• DATA TO USE:
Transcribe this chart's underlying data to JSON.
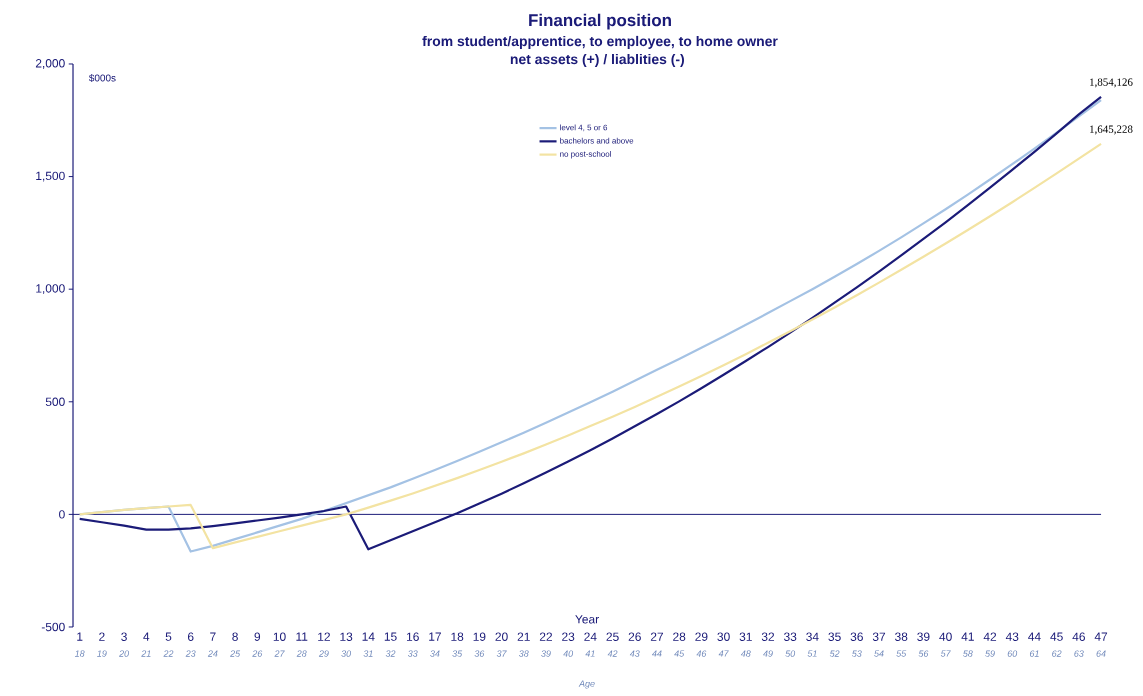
{
  "chart_data": {
    "type": "line",
    "title": "Financial position",
    "subtitle": "from student/apprentice, to employee, to home owner",
    "annotations": [
      "net assets (+) / liablities (-)",
      {
        "text": "1,854,126",
        "x": 47,
        "y": 1854
      },
      {
        "text": "1,645,228",
        "x": 47,
        "y": 1645
      }
    ],
    "xlabel": "Year",
    "x2label": "Age",
    "ylabel": "$000s",
    "x": [
      1,
      2,
      3,
      4,
      5,
      6,
      7,
      8,
      9,
      10,
      11,
      12,
      13,
      14,
      15,
      16,
      17,
      18,
      19,
      20,
      21,
      22,
      23,
      24,
      25,
      26,
      27,
      28,
      29,
      30,
      31,
      32,
      33,
      34,
      35,
      36,
      37,
      38,
      39,
      40,
      41,
      42,
      43,
      44,
      45,
      46,
      47
    ],
    "series": [
      {
        "name": "level 4, 5 or 6",
        "color": "#a4c2e4",
        "values": [
          0,
          10,
          20,
          28,
          35,
          -165,
          -140,
          -110,
          -80,
          -50,
          -20,
          15,
          50,
          85,
          120,
          158,
          197,
          237,
          278,
          320,
          363,
          407,
          452,
          498,
          545,
          593,
          642,
          690,
          740,
          790,
          842,
          894,
          947,
          1000,
          1055,
          1112,
          1170,
          1230,
          1292,
          1355,
          1420,
          1487,
          1555,
          1624,
          1695,
          1767,
          1840
        ]
      },
      {
        "name": "bachelors and above",
        "color": "#1b1b78",
        "values": [
          -20,
          -35,
          -50,
          -68,
          -68,
          -62,
          -52,
          -40,
          -27,
          -14,
          0,
          15,
          35,
          -155,
          -115,
          -75,
          -35,
          5,
          48,
          92,
          138,
          186,
          235,
          285,
          337,
          391,
          446,
          502,
          560,
          620,
          681,
          743,
          807,
          873,
          940,
          1008,
          1078,
          1150,
          1223,
          1297,
          1373,
          1451,
          1530,
          1610,
          1692,
          1776,
          1854
        ]
      },
      {
        "name": "no post-school",
        "color": "#f3e3a2",
        "values": [
          0,
          10,
          20,
          28,
          35,
          42,
          -150,
          -125,
          -100,
          -75,
          -50,
          -25,
          0,
          30,
          61,
          93,
          127,
          161,
          197,
          234,
          271,
          310,
          350,
          392,
          434,
          477,
          522,
          568,
          614,
          662,
          711,
          762,
          813,
          865,
          919,
          973,
          1029,
          1086,
          1144,
          1203,
          1263,
          1324,
          1386,
          1450,
          1514,
          1580,
          1645
        ]
      }
    ],
    "xlim": [
      0.7,
      47
    ],
    "xticks": [
      1,
      2,
      3,
      4,
      5,
      6,
      7,
      8,
      9,
      10,
      11,
      12,
      13,
      14,
      15,
      16,
      17,
      18,
      19,
      20,
      21,
      22,
      23,
      24,
      25,
      26,
      27,
      28,
      29,
      30,
      31,
      32,
      33,
      34,
      35,
      36,
      37,
      38,
      39,
      40,
      41,
      42,
      43,
      44,
      45,
      46,
      47
    ],
    "x2lim": [
      17.7,
      64
    ],
    "x2ticks": [
      18,
      19,
      20,
      21,
      22,
      23,
      24,
      25,
      26,
      27,
      28,
      29,
      30,
      31,
      32,
      33,
      34,
      35,
      36,
      37,
      38,
      39,
      40,
      41,
      42,
      43,
      44,
      45,
      46,
      47,
      48,
      49,
      50,
      51,
      52,
      53,
      54,
      55,
      56,
      57,
      58,
      59,
      60,
      61,
      62,
      63,
      64
    ],
    "ylim": [
      -500,
      2000
    ],
    "yticks": [
      {
        "value": -500,
        "label": "-500"
      },
      {
        "value": 0,
        "label": "0"
      },
      {
        "value": 500,
        "label": "500"
      },
      {
        "value": 1000,
        "label": "1,000"
      },
      {
        "value": 1500,
        "label": "1,500"
      },
      {
        "value": 2000,
        "label": "2,000"
      }
    ],
    "ref_lines": [
      {
        "axis": "y",
        "value": 0,
        "color": "#1b1b78"
      }
    ],
    "grid": false,
    "legend": "top",
    "marker": "none",
    "line_style": "solid"
  }
}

• EXERCISE GOAL: Going over the lines above, work out how many include "color", then give only that number.

• EXERCISE RESPONSE: 4